__Goal of the exercise__
Every line below is to be copied exactly, with the pictures left out.

──────── Materials provided

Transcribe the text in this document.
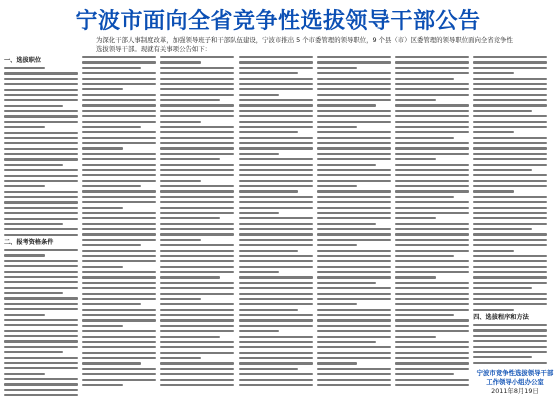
宁波市面向全省竞争性选拔领导干部公告
为深化干部人事制度改革，加强领导班子和干部队伍建设，宁波市推出 5 个市委管理的领导职位，9 个县（市）区委管理的领导职位面向全省竞争性
选拔领导干部。现就有关事项公告如下：
一、选拔职位
二、报考资格条件
四、选拔程序和方法
宁波市竞争性选拔领导干部工作领导小组办公室
2011年8月19日
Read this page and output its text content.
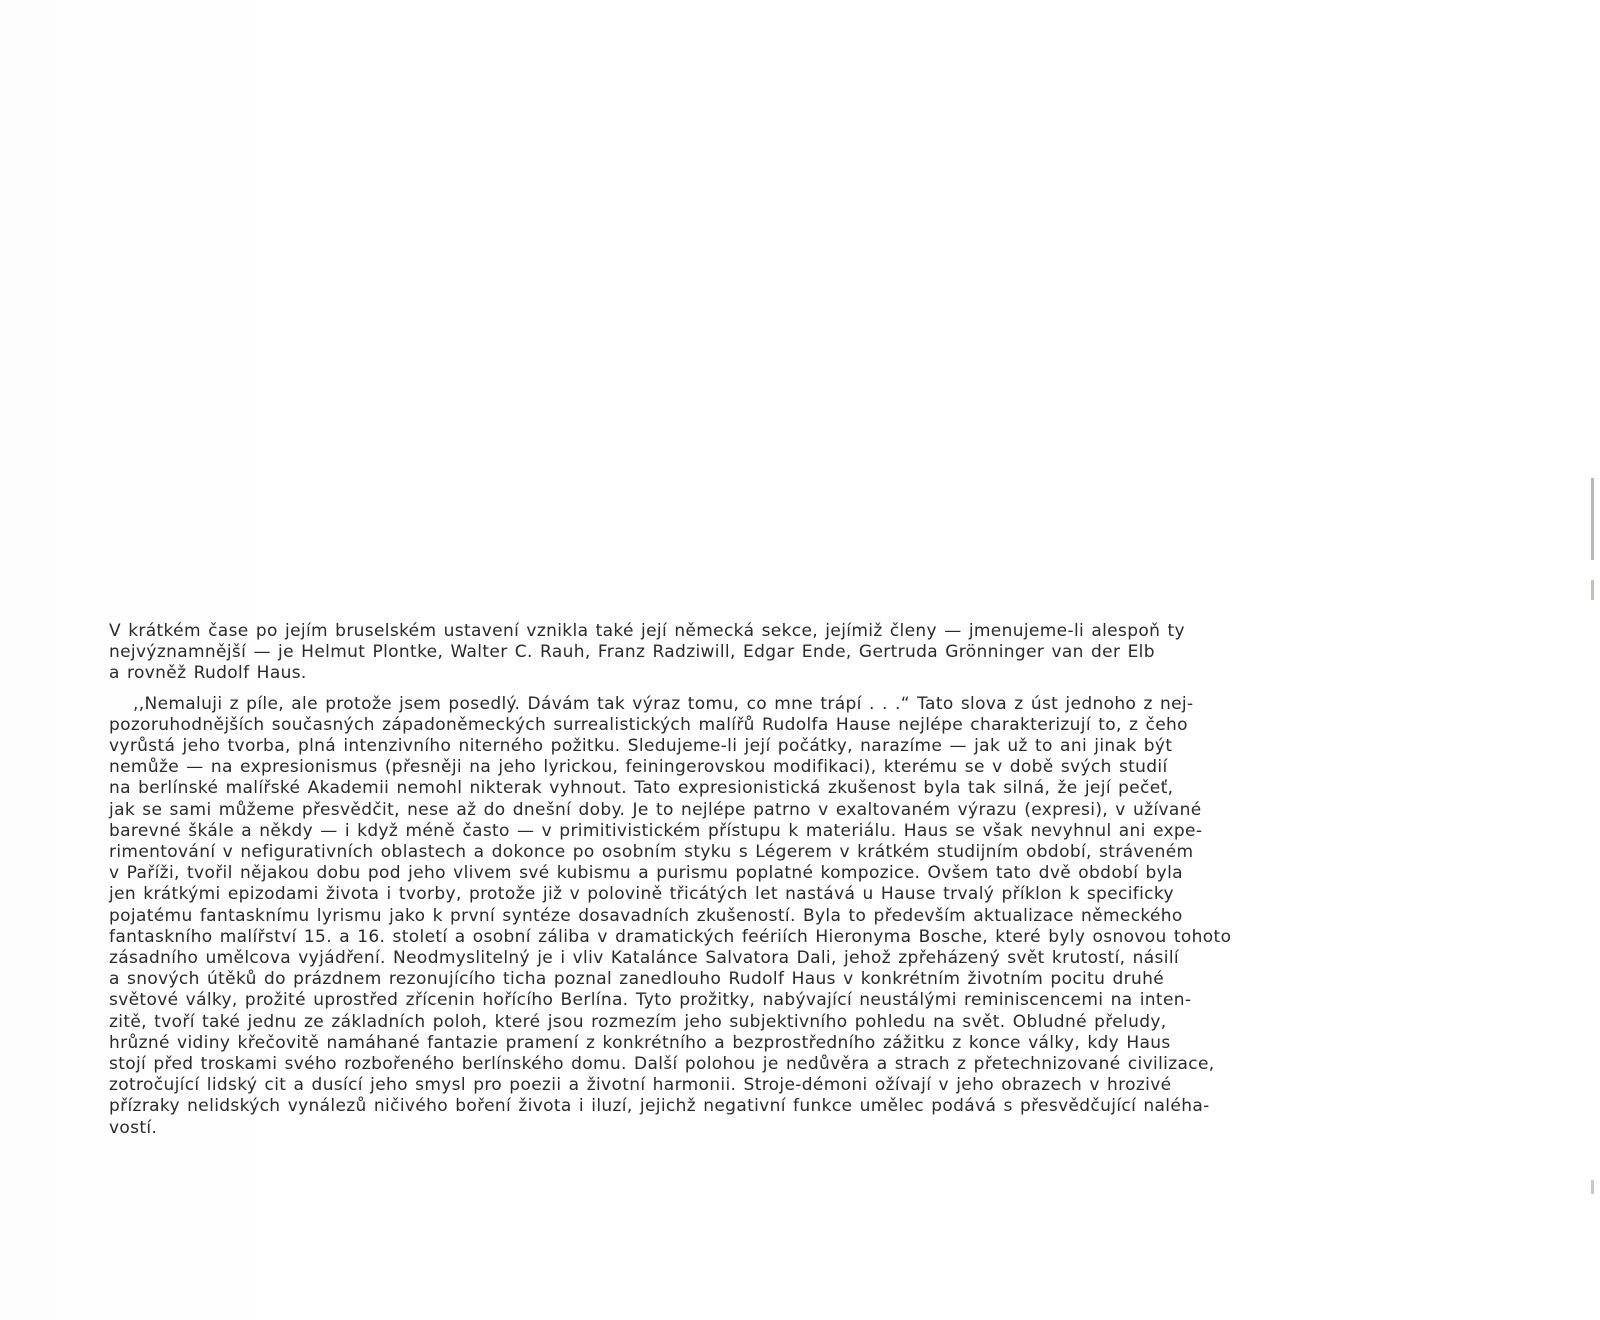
V krátkém čase po jejím bruselském ustavení vznikla také její německá sekce, jejímiž členy — jmenujeme-li alespoň ty
nejvýznamnější — je Helmut Plontke, Walter C. Rauh, Franz Radziwill, Edgar Ende, Gertruda Grönninger van der Elb
a rovněž Rudolf Haus.

,,Nemaluji z píle, ale protože jsem posedlý. Dávám tak výraz tomu, co mne trápí . . .“ Tato slova z úst jednoho z nej-
pozoruhodnějších současných západoněmeckých surrealistických malířů Rudolfa Hause nejlépe charakterizují to, z čeho
vyrůstá jeho tvorba, plná intenzivního niterného požitku. Sledujeme-li její počátky, narazíme — jak už to ani jinak být
nemůže — na expresionismus (přesněji na jeho lyrickou, feiningerovskou modifikaci), kterému se v době svých studií
na berlínské malířské Akademii nemohl nikterak vyhnout. Tato expresionistická zkušenost byla tak silná, že její pečeť,
jak se sami můžeme přesvědčit, nese až do dnešní doby. Je to nejlépe patrno v exaltovaném výrazu (expresi), v užívané
barevné škále a někdy — i když méně často — v primitivistickém přístupu k materiálu. Haus se však nevyhnul ani expe-
rimentování v nefigurativních oblastech a dokonce po osobním styku s Légerem v krátkém studijním období, stráveném
v Paříži, tvořil nějakou dobu pod jeho vlivem své kubismu a purismu poplatné kompozice. Ovšem tato dvě období byla
jen krátkými epizodami života i tvorby, protože již v polovině třicátých let nastává u Hause trvalý příklon k specificky
pojatému fantasknímu lyrismu jako k první syntéze dosavadních zkušeností. Byla to především aktualizace německého
fantaskního malířství 15. a 16. století a osobní záliba v dramatických feériích Hieronyma Bosche, které byly osnovou tohoto
zásadního umělcova vyjádření. Neodmyslitelný je i vliv Katalánce Salvatora Dali, jehož zpřeházený svět krutostí, násilí
a snových útěků do prázdnem rezonujícího ticha poznal zanedlouho Rudolf Haus v konkrétním životním pocitu druhé
světové války, prožité uprostřed zřícenin hořícího Berlína. Tyto prožitky, nabývající neustálými reminiscencemi na inten-
zitě, tvoří také jednu ze základních poloh, které jsou rozmezím jeho subjektivního pohledu na svět. Obludné přeludy,
hrůzné vidiny křečovitě namáhané fantazie pramení z konkrétního a bezprostředního zážitku z konce války, kdy Haus
stojí před troskami svého rozbořeného berlínského domu. Další polohou je nedůvěra a strach z přetechnizované civilizace,
zotročující lidský cit a dusící jeho smysl pro poezii a životní harmonii. Stroje-démoni ožívají v jeho obrazech v hrozivé
přízraky nelidských vynálezů ničivého boření života i iluzí, jejichž negativní funkce umělec podává s přesvědčující naléha-
vostí.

────────────────

__Response to the exercise__
Transcribe the text in this document.
宁波市面向全省竞争性选拔领导干部公告
为深化干部人事制度改革，加强领导班子和干部队伍建设，宁波市推出 5 个市委管理的领导职位，9 个县（市）区委管理的领导职位面向全省竞争性
选拔领导干部。现就有关事项公告如下：
一、选拔职位
二、报考资格条件
四、选拔程序和方法
宁波市竞争性选拔领导干部工作领导小组办公室
2011年8月19日
Read this page and output its text content.
V krátkém čase po jejím bruselském ustavení vznikla také její německá sekce, jejímiž členy — jmenujeme-li alespoň ty
nejvýznamnější — je Helmut Plontke, Walter C. Rauh, Franz Radziwill, Edgar Ende, Gertruda Grönninger van der Elb
a rovněž Rudolf Haus.

,,Nemaluji z píle, ale protože jsem posedlý. Dávám tak výraz tomu, co mne trápí . . .“ Tato slova z úst jednoho z nej-
pozoruhodnějších současných západoněmeckých surrealistických malířů Rudolfa Hause nejlépe charakterizují to, z čeho
vyrůstá jeho tvorba, plná intenzivního niterného požitku. Sledujeme-li její počátky, narazíme — jak už to ani jinak být
nemůže — na expresionismus (přesněji na jeho lyrickou, feiningerovskou modifikaci), kterému se v době svých studií
na berlínské malířské Akademii nemohl nikterak vyhnout. Tato expresionistická zkušenost byla tak silná, že její pečeť,
jak se sami můžeme přesvědčit, nese až do dnešní doby. Je to nejlépe patrno v exaltovaném výrazu (expresi), v užívané
barevné škále a někdy — i když méně často — v primitivistickém přístupu k materiálu. Haus se však nevyhnul ani expe-
rimentování v nefigurativních oblastech a dokonce po osobním styku s Légerem v krátkém studijním období, stráveném
v Paříži, tvořil nějakou dobu pod jeho vlivem své kubismu a purismu poplatné kompozice. Ovšem tato dvě období byla
jen krátkými epizodami života i tvorby, protože již v polovině třicátých let nastává u Hause trvalý příklon k specificky
pojatému fantasknímu lyrismu jako k první syntéze dosavadních zkušeností. Byla to především aktualizace německého
fantaskního malířství 15. a 16. století a osobní záliba v dramatických feériích Hieronyma Bosche, které byly osnovou tohoto
zásadního umělcova vyjádření. Neodmyslitelný je i vliv Katalánce Salvatora Dali, jehož zpřeházený svět krutostí, násilí
a snových útěků do prázdnem rezonujícího ticha poznal zanedlouho Rudolf Haus v konkrétním životním pocitu druhé
světové války, prožité uprostřed zřícenin hořícího Berlína. Tyto prožitky, nabývající neustálými reminiscencemi na inten-
zitě, tvoří také jednu ze základních poloh, které jsou rozmezím jeho subjektivního pohledu na svět. Obludné přeludy,
hrůzné vidiny křečovitě namáhané fantazie pramení z konkrétního a bezprostředního zážitku z konce války, kdy Haus
stojí před troskami svého rozbořeného berlínského domu. Další polohou je nedůvěra a strach z přetechnizované civilizace,
zotročující lidský cit a dusící jeho smysl pro poezii a životní harmonii. Stroje-démoni ožívají v jeho obrazech v hrozivé
přízraky nelidských vynálezů ničivého boření života i iluzí, jejichž negativní funkce umělec podává s přesvědčující naléha-
vostí.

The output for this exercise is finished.